# Exercise prompt:
Spot every line with the word "angle" and return it.
━━━━━━━━━━━━━━━━
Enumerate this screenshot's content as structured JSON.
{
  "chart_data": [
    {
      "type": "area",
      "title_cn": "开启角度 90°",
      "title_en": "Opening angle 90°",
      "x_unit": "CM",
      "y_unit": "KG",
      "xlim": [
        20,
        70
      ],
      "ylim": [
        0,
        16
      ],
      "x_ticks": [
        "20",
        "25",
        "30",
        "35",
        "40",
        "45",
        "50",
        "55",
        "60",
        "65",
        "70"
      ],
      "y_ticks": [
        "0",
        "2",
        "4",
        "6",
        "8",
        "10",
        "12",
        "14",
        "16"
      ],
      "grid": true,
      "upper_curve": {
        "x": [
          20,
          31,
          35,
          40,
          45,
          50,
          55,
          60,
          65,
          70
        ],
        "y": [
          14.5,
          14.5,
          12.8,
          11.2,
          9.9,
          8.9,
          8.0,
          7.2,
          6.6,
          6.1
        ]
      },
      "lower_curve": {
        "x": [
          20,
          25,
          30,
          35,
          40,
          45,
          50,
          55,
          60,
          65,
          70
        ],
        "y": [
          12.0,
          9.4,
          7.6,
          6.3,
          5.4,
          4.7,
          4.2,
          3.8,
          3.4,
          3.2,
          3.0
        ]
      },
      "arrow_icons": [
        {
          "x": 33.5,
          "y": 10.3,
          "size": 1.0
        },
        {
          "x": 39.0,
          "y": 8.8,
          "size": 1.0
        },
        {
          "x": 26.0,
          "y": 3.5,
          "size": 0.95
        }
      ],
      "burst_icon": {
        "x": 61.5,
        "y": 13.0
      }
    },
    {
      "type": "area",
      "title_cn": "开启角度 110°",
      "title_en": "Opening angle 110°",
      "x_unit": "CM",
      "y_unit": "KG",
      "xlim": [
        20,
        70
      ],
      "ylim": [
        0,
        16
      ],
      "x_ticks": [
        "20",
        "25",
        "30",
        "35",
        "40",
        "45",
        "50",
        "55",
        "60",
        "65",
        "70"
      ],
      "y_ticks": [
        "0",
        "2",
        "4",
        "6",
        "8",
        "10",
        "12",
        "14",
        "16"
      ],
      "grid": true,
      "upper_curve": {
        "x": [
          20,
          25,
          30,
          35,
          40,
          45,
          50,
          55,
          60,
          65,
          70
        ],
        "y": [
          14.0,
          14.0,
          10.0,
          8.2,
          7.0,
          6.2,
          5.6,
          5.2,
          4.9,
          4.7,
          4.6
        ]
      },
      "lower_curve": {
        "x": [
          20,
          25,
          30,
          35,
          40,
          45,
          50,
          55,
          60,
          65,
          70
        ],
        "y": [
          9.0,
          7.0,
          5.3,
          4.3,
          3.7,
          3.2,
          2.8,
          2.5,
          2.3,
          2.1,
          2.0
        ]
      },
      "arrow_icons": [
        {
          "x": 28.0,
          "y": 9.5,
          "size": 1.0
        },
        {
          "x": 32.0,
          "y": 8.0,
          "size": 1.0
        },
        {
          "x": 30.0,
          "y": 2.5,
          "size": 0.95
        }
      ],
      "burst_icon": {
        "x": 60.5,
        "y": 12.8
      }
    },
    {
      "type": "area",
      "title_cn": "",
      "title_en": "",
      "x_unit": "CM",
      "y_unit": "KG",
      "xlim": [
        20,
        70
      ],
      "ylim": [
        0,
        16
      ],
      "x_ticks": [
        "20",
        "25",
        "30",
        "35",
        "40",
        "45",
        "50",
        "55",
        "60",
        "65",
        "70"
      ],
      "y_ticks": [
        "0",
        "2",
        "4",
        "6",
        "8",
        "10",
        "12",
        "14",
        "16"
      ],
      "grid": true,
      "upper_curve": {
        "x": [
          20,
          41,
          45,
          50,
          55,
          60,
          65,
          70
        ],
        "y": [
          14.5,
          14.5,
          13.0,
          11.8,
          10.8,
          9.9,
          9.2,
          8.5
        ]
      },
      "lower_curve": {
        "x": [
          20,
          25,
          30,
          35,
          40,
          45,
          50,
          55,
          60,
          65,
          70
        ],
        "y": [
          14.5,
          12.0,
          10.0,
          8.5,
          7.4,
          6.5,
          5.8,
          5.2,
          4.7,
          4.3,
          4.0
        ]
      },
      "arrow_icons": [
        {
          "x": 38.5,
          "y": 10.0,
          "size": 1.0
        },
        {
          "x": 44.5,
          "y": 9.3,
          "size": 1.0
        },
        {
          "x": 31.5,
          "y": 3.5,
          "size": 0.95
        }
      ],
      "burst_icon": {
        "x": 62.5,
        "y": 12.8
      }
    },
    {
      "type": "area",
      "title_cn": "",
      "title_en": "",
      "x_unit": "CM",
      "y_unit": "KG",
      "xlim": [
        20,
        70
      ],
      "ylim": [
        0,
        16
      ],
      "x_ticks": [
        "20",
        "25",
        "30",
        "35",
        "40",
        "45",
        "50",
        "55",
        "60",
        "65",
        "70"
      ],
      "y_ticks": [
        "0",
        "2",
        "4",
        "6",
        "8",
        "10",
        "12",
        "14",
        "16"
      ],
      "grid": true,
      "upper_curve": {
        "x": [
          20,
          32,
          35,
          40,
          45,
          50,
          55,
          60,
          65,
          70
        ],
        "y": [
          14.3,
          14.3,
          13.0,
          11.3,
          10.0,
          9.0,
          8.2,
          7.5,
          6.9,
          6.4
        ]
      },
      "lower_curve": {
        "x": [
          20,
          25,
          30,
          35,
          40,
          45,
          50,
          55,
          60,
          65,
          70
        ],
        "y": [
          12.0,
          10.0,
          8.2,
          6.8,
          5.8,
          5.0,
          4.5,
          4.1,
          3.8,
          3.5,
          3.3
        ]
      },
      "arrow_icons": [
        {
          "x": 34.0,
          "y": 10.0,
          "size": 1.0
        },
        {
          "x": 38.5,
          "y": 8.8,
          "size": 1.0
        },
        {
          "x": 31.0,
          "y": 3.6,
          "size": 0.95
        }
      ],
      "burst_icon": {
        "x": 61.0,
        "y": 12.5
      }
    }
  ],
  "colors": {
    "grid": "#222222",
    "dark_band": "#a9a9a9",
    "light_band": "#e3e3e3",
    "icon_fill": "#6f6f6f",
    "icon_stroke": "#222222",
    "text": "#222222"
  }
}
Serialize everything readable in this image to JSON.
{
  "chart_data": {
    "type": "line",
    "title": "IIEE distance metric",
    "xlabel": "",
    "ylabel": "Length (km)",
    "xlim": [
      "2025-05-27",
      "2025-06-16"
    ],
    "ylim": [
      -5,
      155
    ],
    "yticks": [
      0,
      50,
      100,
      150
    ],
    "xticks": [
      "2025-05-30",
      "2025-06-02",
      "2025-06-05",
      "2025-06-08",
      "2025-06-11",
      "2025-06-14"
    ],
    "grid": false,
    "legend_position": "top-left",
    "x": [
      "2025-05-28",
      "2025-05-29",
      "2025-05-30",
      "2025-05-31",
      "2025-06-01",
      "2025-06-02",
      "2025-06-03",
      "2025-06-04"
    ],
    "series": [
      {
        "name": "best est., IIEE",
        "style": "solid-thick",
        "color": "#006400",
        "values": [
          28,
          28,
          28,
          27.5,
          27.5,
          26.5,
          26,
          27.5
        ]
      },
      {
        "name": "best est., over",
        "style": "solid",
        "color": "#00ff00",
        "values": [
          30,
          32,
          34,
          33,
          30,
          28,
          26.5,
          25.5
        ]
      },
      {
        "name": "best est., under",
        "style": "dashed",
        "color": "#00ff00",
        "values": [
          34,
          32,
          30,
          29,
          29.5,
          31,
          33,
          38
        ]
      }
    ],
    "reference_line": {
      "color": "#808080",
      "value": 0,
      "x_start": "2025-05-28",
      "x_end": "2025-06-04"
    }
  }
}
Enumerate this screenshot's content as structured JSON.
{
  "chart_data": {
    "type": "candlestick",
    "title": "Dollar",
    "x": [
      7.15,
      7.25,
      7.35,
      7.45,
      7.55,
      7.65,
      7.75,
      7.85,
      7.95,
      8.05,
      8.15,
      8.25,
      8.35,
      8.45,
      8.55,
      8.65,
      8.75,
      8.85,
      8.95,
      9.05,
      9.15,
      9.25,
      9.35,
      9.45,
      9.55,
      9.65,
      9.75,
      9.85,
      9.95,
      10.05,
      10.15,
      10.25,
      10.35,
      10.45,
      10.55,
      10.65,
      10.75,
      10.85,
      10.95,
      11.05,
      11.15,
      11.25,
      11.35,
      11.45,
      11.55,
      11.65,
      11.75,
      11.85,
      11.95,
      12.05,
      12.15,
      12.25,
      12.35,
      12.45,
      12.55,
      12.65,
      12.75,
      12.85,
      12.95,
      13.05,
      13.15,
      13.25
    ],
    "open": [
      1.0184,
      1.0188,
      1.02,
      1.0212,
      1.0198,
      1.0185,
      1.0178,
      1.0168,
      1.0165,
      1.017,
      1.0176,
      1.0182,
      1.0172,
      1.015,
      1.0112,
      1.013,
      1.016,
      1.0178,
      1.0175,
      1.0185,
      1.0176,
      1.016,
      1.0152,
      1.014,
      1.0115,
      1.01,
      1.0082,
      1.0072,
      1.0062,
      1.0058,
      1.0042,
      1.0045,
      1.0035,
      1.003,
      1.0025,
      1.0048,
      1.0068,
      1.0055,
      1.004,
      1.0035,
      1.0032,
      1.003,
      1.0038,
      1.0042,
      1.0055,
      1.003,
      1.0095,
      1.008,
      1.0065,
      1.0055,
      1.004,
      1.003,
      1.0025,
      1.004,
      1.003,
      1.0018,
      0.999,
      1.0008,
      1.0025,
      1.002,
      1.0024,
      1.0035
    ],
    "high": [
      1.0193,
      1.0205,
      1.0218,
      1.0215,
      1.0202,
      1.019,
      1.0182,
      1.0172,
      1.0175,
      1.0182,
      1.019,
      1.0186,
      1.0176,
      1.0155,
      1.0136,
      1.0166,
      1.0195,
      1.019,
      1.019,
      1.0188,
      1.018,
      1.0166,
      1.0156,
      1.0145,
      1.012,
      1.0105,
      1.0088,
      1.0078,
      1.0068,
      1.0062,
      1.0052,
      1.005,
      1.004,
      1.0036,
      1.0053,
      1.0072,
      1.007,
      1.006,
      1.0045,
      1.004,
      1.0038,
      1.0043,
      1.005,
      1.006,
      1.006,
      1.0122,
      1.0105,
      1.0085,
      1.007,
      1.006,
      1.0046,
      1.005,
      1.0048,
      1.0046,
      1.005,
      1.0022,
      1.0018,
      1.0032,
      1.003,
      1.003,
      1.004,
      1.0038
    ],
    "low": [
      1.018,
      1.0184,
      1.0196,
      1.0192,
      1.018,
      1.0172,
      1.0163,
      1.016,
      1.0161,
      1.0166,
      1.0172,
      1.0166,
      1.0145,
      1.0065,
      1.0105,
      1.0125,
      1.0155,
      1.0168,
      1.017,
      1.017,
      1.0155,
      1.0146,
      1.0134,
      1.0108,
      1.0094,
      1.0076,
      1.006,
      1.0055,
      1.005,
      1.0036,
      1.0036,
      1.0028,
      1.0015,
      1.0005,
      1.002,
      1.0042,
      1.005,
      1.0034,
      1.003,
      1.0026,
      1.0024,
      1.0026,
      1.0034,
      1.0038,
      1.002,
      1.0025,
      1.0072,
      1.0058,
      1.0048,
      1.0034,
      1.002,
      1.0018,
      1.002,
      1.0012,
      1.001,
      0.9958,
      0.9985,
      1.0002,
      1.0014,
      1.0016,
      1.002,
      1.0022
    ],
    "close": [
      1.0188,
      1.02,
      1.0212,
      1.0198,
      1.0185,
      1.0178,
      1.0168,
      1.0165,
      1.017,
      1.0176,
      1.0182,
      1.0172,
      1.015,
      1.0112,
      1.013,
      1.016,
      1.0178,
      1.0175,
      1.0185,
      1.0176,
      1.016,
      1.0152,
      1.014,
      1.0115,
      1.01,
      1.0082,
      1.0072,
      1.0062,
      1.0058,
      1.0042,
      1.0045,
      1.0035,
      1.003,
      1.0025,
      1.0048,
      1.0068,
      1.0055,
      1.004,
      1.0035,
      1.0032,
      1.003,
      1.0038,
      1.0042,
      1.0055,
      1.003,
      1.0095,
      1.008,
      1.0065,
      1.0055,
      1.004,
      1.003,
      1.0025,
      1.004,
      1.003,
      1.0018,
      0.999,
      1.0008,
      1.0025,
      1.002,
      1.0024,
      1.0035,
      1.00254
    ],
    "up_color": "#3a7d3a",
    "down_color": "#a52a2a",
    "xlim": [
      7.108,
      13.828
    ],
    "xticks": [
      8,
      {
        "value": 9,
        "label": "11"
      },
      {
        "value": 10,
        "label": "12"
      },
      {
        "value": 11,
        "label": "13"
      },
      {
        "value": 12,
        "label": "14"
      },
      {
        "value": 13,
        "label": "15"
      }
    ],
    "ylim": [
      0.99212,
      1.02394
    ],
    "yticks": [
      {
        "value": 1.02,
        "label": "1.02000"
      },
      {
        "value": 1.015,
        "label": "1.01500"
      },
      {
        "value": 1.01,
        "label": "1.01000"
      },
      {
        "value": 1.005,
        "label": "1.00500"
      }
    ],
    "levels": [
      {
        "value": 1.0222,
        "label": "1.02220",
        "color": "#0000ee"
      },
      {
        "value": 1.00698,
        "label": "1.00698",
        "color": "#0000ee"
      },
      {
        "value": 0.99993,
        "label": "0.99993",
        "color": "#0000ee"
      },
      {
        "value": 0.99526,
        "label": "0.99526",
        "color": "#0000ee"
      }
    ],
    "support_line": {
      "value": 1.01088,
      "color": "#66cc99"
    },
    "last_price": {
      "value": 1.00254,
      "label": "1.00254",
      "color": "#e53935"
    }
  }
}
━━━━━━━━━━━━━━━━
# Response to the task:
      "title_en": "Opening angle 90°",
      "title_en": "Opening angle 110°",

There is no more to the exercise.